◆ Exercise prompt
Will you quote all of the entries, word for word?

◆ Entries supplied
-- begin --

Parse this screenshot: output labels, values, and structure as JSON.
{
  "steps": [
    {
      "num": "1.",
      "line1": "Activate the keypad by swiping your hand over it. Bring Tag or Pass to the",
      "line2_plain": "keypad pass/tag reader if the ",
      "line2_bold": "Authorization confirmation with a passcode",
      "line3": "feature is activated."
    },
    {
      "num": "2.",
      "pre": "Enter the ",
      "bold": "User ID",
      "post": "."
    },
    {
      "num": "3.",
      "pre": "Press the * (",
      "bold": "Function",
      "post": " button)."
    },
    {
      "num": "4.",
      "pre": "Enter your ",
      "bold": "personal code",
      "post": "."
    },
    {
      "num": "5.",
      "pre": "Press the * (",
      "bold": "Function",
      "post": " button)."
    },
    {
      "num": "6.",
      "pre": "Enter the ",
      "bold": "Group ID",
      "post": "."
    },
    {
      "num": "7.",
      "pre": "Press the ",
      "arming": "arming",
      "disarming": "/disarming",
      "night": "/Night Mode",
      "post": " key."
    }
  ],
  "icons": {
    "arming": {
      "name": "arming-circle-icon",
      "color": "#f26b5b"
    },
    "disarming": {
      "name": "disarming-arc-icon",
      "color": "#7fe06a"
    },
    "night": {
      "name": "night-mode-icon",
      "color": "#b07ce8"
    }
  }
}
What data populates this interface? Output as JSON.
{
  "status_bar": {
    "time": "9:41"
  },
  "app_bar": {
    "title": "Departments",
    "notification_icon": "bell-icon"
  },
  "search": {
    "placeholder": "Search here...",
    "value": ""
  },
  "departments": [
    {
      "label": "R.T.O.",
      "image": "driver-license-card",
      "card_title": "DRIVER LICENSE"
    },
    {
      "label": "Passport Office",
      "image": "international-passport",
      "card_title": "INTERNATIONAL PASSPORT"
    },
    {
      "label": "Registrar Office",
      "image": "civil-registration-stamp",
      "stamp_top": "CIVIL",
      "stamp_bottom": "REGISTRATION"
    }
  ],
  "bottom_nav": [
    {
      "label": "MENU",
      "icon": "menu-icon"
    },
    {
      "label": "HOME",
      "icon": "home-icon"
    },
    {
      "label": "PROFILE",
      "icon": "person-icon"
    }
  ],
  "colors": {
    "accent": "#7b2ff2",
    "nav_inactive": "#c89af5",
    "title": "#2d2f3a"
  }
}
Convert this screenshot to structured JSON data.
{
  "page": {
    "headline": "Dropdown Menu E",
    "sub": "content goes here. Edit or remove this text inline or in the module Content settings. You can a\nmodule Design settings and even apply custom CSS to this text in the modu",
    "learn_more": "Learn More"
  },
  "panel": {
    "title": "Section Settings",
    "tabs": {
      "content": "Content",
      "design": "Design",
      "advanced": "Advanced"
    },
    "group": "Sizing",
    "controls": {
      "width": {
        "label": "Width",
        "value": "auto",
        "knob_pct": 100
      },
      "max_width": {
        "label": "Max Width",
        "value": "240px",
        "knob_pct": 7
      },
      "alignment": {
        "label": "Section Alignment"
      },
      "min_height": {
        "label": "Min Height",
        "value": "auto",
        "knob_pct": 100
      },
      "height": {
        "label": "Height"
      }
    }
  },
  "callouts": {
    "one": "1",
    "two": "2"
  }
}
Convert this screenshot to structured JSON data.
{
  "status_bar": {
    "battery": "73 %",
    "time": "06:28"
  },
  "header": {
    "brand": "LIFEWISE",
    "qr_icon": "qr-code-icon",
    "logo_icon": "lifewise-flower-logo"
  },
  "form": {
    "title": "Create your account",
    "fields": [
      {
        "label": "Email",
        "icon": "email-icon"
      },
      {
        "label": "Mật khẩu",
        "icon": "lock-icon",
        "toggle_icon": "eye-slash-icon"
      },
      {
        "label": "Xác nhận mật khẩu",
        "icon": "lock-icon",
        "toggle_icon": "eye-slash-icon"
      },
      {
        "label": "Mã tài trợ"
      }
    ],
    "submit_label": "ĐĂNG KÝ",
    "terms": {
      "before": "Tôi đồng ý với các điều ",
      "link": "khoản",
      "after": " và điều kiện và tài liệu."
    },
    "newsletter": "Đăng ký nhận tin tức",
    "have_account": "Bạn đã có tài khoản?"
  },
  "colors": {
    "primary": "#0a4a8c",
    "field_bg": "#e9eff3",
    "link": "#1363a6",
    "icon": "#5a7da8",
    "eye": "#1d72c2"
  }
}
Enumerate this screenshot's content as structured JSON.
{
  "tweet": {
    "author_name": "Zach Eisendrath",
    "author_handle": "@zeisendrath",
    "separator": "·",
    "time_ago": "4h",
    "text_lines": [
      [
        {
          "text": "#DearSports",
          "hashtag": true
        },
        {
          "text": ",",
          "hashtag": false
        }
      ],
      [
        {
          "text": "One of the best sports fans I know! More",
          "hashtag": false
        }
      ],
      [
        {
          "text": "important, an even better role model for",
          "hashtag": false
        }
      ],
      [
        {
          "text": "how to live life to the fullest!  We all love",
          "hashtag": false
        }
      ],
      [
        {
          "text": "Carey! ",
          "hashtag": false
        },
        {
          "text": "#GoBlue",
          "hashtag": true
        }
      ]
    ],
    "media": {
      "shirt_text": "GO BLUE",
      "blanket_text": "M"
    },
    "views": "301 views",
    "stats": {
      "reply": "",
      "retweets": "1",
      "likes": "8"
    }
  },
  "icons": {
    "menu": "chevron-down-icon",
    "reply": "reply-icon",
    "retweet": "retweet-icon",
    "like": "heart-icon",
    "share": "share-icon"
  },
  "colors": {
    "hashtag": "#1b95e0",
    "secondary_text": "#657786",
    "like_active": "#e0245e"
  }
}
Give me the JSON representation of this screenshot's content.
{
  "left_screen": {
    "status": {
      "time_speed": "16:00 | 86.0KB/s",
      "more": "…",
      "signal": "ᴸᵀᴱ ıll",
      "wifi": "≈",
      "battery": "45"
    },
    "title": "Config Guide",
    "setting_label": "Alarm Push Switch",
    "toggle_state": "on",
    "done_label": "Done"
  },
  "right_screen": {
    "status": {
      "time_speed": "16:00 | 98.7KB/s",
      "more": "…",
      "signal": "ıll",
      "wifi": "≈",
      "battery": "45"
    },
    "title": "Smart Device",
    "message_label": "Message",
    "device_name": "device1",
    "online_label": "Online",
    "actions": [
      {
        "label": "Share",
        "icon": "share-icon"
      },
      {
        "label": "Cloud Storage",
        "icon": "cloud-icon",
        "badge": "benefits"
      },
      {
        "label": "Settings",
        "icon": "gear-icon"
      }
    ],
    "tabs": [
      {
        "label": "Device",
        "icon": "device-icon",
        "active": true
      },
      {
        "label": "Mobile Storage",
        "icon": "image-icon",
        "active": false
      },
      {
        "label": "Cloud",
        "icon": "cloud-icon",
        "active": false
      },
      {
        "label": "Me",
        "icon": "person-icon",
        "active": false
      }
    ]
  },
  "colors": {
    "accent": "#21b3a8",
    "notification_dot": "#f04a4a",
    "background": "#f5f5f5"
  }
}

-- end --

◆ Output for this task
Parse this screenshot: output labels, values, and structure as JSON.
{
  "steps": [
    {
      "num": "1.",
      "line1": "Activate the keypad by swiping your hand over it. Bring Tag or Pass to the",
      "line2_plain": "keypad pass/tag reader if the ",
      "line2_bold": "Authorization confirmation with a passcode",
      "line3": "feature is activated."
    },
    {
      "num": "2.",
      "pre": "Enter the ",
      "bold": "User ID",
      "post": "."
    },
    {
      "num": "3.",
      "pre": "Press the * (",
      "bold": "Function",
      "post": " button)."
    },
    {
      "num": "4.",
      "pre": "Enter your ",
      "bold": "personal code",
      "post": "."
    },
    {
      "num": "5.",
      "pre": "Press the * (",
      "bold": "Function",
      "post": " button)."
    },
    {
      "num": "6.",
      "pre": "Enter the ",
      "bold": "Group ID",
      "post": "."
    },
    {
      "num": "7.",
      "pre": "Press the ",
      "arming": "arming",
      "disarming": "/disarming",
      "night": "/Night Mode",
      "post": " key."
    }
  ],
  "icons": {
    "arming": {
      "name": "arming-circle-icon",
      "color": "#f26b5b"
    },
    "disarming": {
      "name": "disarming-arc-icon",
      "color": "#7fe06a"
    },
    "night": {
      "name": "night-mode-icon",
      "color": "#b07ce8"
    }
  }
}
What data populates this interface? Output as JSON.
{
  "status_bar": {
    "time": "9:41"
  },
  "app_bar": {
    "title": "Departments",
    "notification_icon": "bell-icon"
  },
  "search": {
    "placeholder": "Search here...",
    "value": ""
  },
  "departments": [
    {
      "label": "R.T.O.",
      "image": "driver-license-card",
      "card_title": "DRIVER LICENSE"
    },
    {
      "label": "Passport Office",
      "image": "international-passport",
      "card_title": "INTERNATIONAL PASSPORT"
    },
    {
      "label": "Registrar Office",
      "image": "civil-registration-stamp",
      "stamp_top": "CIVIL",
      "stamp_bottom": "REGISTRATION"
    }
  ],
  "bottom_nav": [
    {
      "label": "MENU",
      "icon": "menu-icon"
    },
    {
      "label": "HOME",
      "icon": "home-icon"
    },
    {
      "label": "PROFILE",
      "icon": "person-icon"
    }
  ],
  "colors": {
    "accent": "#7b2ff2",
    "nav_inactive": "#c89af5",
    "title": "#2d2f3a"
  }
}
Convert this screenshot to structured JSON data.
{
  "page": {
    "headline": "Dropdown Menu E",
    "sub": "content goes here. Edit or remove this text inline or in the module Content settings. You can a\nmodule Design settings and even apply custom CSS to this text in the modu",
    "learn_more": "Learn More"
  },
  "panel": {
    "title": "Section Settings",
    "tabs": {
      "content": "Content",
      "design": "Design",
      "advanced": "Advanced"
    },
    "group": "Sizing",
    "controls": {
      "width": {
        "label": "Width",
        "value": "auto",
        "knob_pct": 100
      },
      "max_width": {
        "label": "Max Width",
        "value": "240px",
        "knob_pct": 7
      },
      "alignment": {
        "label": "Section Alignment"
      },
      "min_height": {
        "label": "Min Height",
        "value": "auto",
        "knob_pct": 100
      },
      "height": {
        "label": "Height"
      }
    }
  },
  "callouts": {
    "one": "1",
    "two": "2"
  }
}
Convert this screenshot to structured JSON data.
{
  "status_bar": {
    "battery": "73 %",
    "time": "06:28"
  },
  "header": {
    "brand": "LIFEWISE",
    "qr_icon": "qr-code-icon",
    "logo_icon": "lifewise-flower-logo"
  },
  "form": {
    "title": "Create your account",
    "fields": [
      {
        "label": "Email",
        "icon": "email-icon"
      },
      {
        "label": "Mật khẩu",
        "icon": "lock-icon",
        "toggle_icon": "eye-slash-icon"
      },
      {
        "label": "Xác nhận mật khẩu",
        "icon": "lock-icon",
        "toggle_icon": "eye-slash-icon"
      },
      {
        "label": "Mã tài trợ"
      }
    ],
    "submit_label": "ĐĂNG KÝ",
    "terms": {
      "before": "Tôi đồng ý với các điều ",
      "link": "khoản",
      "after": " và điều kiện và tài liệu."
    },
    "newsletter": "Đăng ký nhận tin tức",
    "have_account": "Bạn đã có tài khoản?"
  },
  "colors": {
    "primary": "#0a4a8c",
    "field_bg": "#e9eff3",
    "link": "#1363a6",
    "icon": "#5a7da8",
    "eye": "#1d72c2"
  }
}
Enumerate this screenshot's content as structured JSON.
{
  "tweet": {
    "author_name": "Zach Eisendrath",
    "author_handle": "@zeisendrath",
    "separator": "·",
    "time_ago": "4h",
    "text_lines": [
      [
        {
          "text": "#DearSports",
          "hashtag": true
        },
        {
          "text": ",",
          "hashtag": false
        }
      ],
      [
        {
          "text": "One of the best sports fans I know! More",
          "hashtag": false
        }
      ],
      [
        {
          "text": "important, an even better role model for",
          "hashtag": false
        }
      ],
      [
        {
          "text": "how to live life to the fullest!  We all love",
          "hashtag": false
        }
      ],
      [
        {
          "text": "Carey! ",
          "hashtag": false
        },
        {
          "text": "#GoBlue",
          "hashtag": true
        }
      ]
    ],
    "media": {
      "shirt_text": "GO BLUE",
      "blanket_text": "M"
    },
    "views": "301 views",
    "stats": {
      "reply": "",
      "retweets": "1",
      "likes": "8"
    }
  },
  "icons": {
    "menu": "chevron-down-icon",
    "reply": "reply-icon",
    "retweet": "retweet-icon",
    "like": "heart-icon",
    "share": "share-icon"
  },
  "colors": {
    "hashtag": "#1b95e0",
    "secondary_text": "#657786",
    "like_active": "#e0245e"
  }
}
Give me the JSON representation of this screenshot's content.
{
  "left_screen": {
    "status": {
      "time_speed": "16:00 | 86.0KB/s",
      "more": "…",
      "signal": "ᴸᵀᴱ ıll",
      "wifi": "≈",
      "battery": "45"
    },
    "title": "Config Guide",
    "setting_label": "Alarm Push Switch",
    "toggle_state": "on",
    "done_label": "Done"
  },
  "right_screen": {
    "status": {
      "time_speed": "16:00 | 98.7KB/s",
      "more": "…",
      "signal": "ıll",
      "wifi": "≈",
      "battery": "45"
    },
    "title": "Smart Device",
    "message_label": "Message",
    "device_name": "device1",
    "online_label": "Online",
    "actions": [
      {
        "label": "Share",
        "icon": "share-icon"
      },
      {
        "label": "Cloud Storage",
        "icon": "cloud-icon",
        "badge": "benefits"
      },
      {
        "label": "Settings",
        "icon": "gear-icon"
      }
    ],
    "tabs": [
      {
        "label": "Device",
        "icon": "device-icon",
        "active": true
      },
      {
        "label": "Mobile Storage",
        "icon": "image-icon",
        "active": false
      },
      {
        "label": "Cloud",
        "icon": "cloud-icon",
        "active": false
      },
      {
        "label": "Me",
        "icon": "person-icon",
        "active": false
      }
    ]
  },
  "colors": {
    "accent": "#21b3a8",
    "notification_dot": "#f04a4a",
    "background": "#f5f5f5"
  }
}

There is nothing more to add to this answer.